>> BEGIN Exercise material

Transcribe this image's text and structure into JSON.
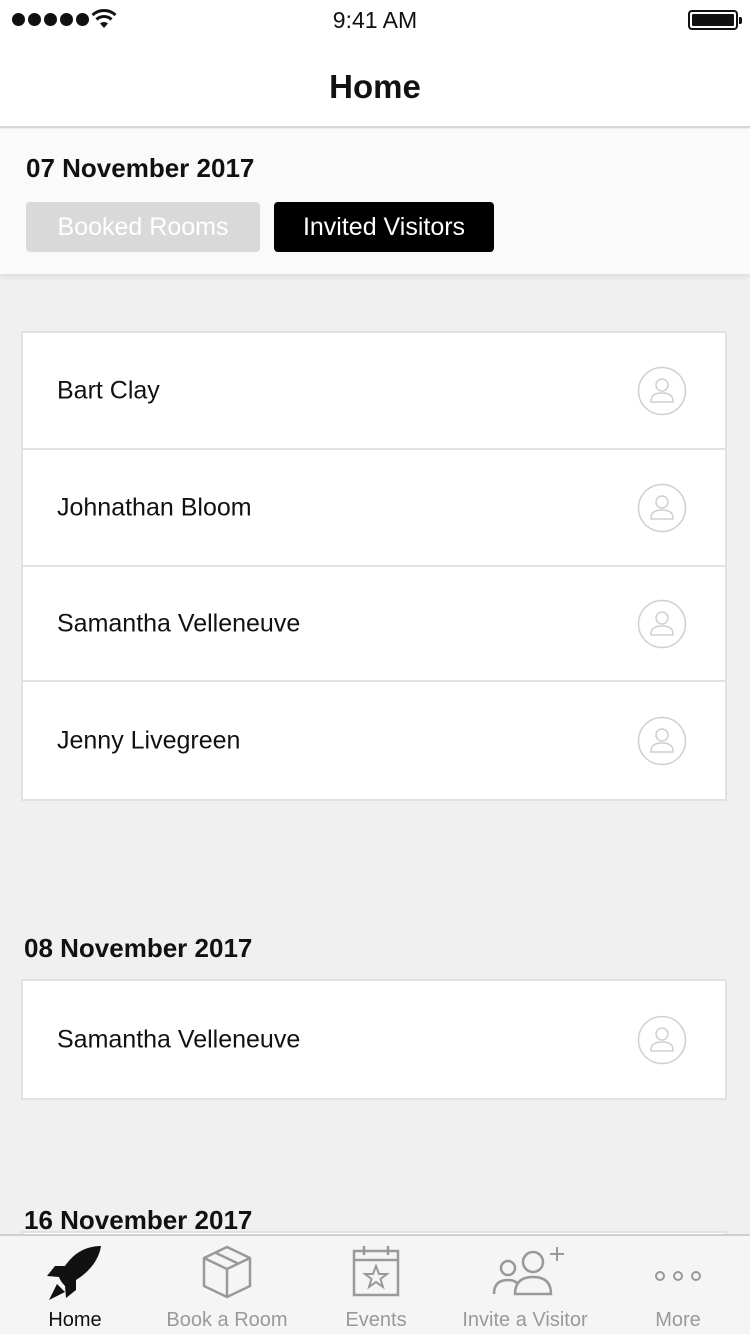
{
  "status_bar": {
    "time": "9:41 AM"
  },
  "nav": {
    "title": "Home"
  },
  "header": {
    "date": "07 November 2017",
    "segments": [
      {
        "label": "Booked Rooms",
        "active": false
      },
      {
        "label": "Invited Visitors",
        "active": true
      }
    ]
  },
  "sections": [
    {
      "visitors": [
        {
          "name": "Bart Clay"
        },
        {
          "name": "Johnathan Bloom"
        },
        {
          "name": "Samantha Velleneuve"
        },
        {
          "name": "Jenny Livegreen"
        }
      ]
    },
    {
      "date": "08 November 2017",
      "visitors": [
        {
          "name": "Samantha Velleneuve"
        }
      ]
    },
    {
      "date": "16 November 2017",
      "visitors": []
    }
  ],
  "tab_bar": {
    "tabs": [
      {
        "label": "Home",
        "icon": "rocket-icon",
        "active": true
      },
      {
        "label": "Book a Room",
        "icon": "box-icon",
        "active": false
      },
      {
        "label": "Events",
        "icon": "calendar-star-icon",
        "active": false
      },
      {
        "label": "Invite a Visitor",
        "icon": "add-people-icon",
        "active": false
      },
      {
        "label": "More",
        "icon": "more-dots-icon",
        "active": false
      }
    ]
  },
  "colors": {
    "active_segment": "#000000",
    "inactive_segment": "#d9d9d9",
    "background": "#f0f0f0"
  }
}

>> END Exercise material

### Directions
Print out every entry above without changing a word, and leave out the pictures.

### Solution to this task
Transcribe this image's text and structure into JSON.
{
  "status_bar": {
    "time": "9:41 AM"
  },
  "nav": {
    "title": "Home"
  },
  "header": {
    "date": "07 November 2017",
    "segments": [
      {
        "label": "Booked Rooms",
        "active": false
      },
      {
        "label": "Invited Visitors",
        "active": true
      }
    ]
  },
  "sections": [
    {
      "visitors": [
        {
          "name": "Bart Clay"
        },
        {
          "name": "Johnathan Bloom"
        },
        {
          "name": "Samantha Velleneuve"
        },
        {
          "name": "Jenny Livegreen"
        }
      ]
    },
    {
      "date": "08 November 2017",
      "visitors": [
        {
          "name": "Samantha Velleneuve"
        }
      ]
    },
    {
      "date": "16 November 2017",
      "visitors": []
    }
  ],
  "tab_bar": {
    "tabs": [
      {
        "label": "Home",
        "icon": "rocket-icon",
        "active": true
      },
      {
        "label": "Book a Room",
        "icon": "box-icon",
        "active": false
      },
      {
        "label": "Events",
        "icon": "calendar-star-icon",
        "active": false
      },
      {
        "label": "Invite a Visitor",
        "icon": "add-people-icon",
        "active": false
      },
      {
        "label": "More",
        "icon": "more-dots-icon",
        "active": false
      }
    ]
  },
  "colors": {
    "active_segment": "#000000",
    "inactive_segment": "#d9d9d9",
    "background": "#f0f0f0"
  }
}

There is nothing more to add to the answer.